▶ _REQUIREMENT_:
Every line of the material below should be repeated exactly.

▶ _THE INPUT_:
::::
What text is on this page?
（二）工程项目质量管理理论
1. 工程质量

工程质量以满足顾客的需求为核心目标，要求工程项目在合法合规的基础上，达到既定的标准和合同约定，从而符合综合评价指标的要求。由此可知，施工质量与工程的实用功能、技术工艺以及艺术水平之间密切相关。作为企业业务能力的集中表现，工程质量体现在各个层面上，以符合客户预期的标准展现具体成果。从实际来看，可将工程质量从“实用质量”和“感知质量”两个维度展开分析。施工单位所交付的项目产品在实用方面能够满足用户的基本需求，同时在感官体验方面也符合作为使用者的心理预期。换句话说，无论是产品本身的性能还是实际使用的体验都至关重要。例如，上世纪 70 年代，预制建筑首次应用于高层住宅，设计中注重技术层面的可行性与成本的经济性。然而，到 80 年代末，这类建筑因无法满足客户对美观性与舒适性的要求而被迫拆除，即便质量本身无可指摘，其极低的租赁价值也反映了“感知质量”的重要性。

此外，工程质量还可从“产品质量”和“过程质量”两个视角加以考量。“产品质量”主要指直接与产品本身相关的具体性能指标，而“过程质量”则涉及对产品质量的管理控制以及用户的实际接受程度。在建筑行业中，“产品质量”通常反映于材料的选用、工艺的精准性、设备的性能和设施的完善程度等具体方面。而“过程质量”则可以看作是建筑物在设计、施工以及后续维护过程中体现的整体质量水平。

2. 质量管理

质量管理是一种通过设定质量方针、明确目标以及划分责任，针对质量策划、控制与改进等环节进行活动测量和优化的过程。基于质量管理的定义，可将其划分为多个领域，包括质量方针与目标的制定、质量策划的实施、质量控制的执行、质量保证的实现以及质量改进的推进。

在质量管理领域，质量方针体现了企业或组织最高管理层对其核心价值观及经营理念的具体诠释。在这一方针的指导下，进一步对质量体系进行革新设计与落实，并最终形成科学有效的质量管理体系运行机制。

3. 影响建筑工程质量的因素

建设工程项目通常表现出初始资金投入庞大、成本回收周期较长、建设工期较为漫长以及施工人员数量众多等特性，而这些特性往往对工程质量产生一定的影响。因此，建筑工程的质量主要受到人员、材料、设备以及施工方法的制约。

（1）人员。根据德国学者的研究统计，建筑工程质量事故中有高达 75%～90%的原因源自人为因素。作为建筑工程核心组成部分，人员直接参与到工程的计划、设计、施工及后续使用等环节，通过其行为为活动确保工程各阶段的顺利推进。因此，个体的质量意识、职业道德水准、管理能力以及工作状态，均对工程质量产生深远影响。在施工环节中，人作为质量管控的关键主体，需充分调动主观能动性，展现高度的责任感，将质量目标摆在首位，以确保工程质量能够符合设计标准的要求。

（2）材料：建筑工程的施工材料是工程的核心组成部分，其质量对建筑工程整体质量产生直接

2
::::
▶ _TASK ANSWER_:
What text is on this page?
（二）工程项目质量管理理论
1. 工程质量

工程质量以满足顾客的需求为核心目标，要求工程项目在合法合规的基础上，达到既定的标准和合同约定，从而符合综合评价指标的要求。由此可知，施工质量与工程的实用功能、技术工艺以及艺术水平之间密切相关。作为企业业务能力的集中表现，工程质量体现在各个层面上，以符合客户预期的标准展现具体成果。从实际来看，可将工程质量从“实用质量”和“感知质量”两个维度展开分析。施工单位所交付的项目产品在实用方面能够满足用户的基本需求，同时在感官体验方面也符合作为使用者的心理预期。换句话说，无论是产品本身的性能还是实际使用的体验都至关重要。例如，上世纪 70 年代，预制建筑首次应用于高层住宅，设计中注重技术层面的可行性与成本的经济性。然而，到 80 年代末，这类建筑因无法满足客户对美观性与舒适性的要求而被迫拆除，即便质量本身无可指摘，其极低的租赁价值也反映了“感知质量”的重要性。

此外，工程质量还可从“产品质量”和“过程质量”两个视角加以考量。“产品质量”主要指直接与产品本身相关的具体性能指标，而“过程质量”则涉及对产品质量的管理控制以及用户的实际接受程度。在建筑行业中，“产品质量”通常反映于材料的选用、工艺的精准性、设备的性能和设施的完善程度等具体方面。而“过程质量”则可以看作是建筑物在设计、施工以及后续维护过程中体现的整体质量水平。

2. 质量管理

质量管理是一种通过设定质量方针、明确目标以及划分责任，针对质量策划、控制与改进等环节进行活动测量和优化的过程。基于质量管理的定义，可将其划分为多个领域，包括质量方针与目标的制定、质量策划的实施、质量控制的执行、质量保证的实现以及质量改进的推进。

在质量管理领域，质量方针体现了企业或组织最高管理层对其核心价值观及经营理念的具体诠释。在这一方针的指导下，进一步对质量体系进行革新设计与落实，并最终形成科学有效的质量管理体系运行机制。

3. 影响建筑工程质量的因素

建设工程项目通常表现出初始资金投入庞大、成本回收周期较长、建设工期较为漫长以及施工人员数量众多等特性，而这些特性往往对工程质量产生一定的影响。因此，建筑工程的质量主要受到人员、材料、设备以及施工方法的制约。

（1）人员。根据德国学者的研究统计，建筑工程质量事故中有高达 75%～90%的原因源自人为因素。作为建筑工程核心组成部分，人员直接参与到工程的计划、设计、施工及后续使用等环节，通过其行为为活动确保工程各阶段的顺利推进。因此，个体的质量意识、职业道德水准、管理能力以及工作状态，均对工程质量产生深远影响。在施工环节中，人作为质量管控的关键主体，需充分调动主观能动性，展现高度的责任感，将质量目标摆在首位，以确保工程质量能够符合设计标准的要求。

（2）材料：建筑工程的施工材料是工程的核心组成部分，其质量对建筑工程整体质量产生直接

2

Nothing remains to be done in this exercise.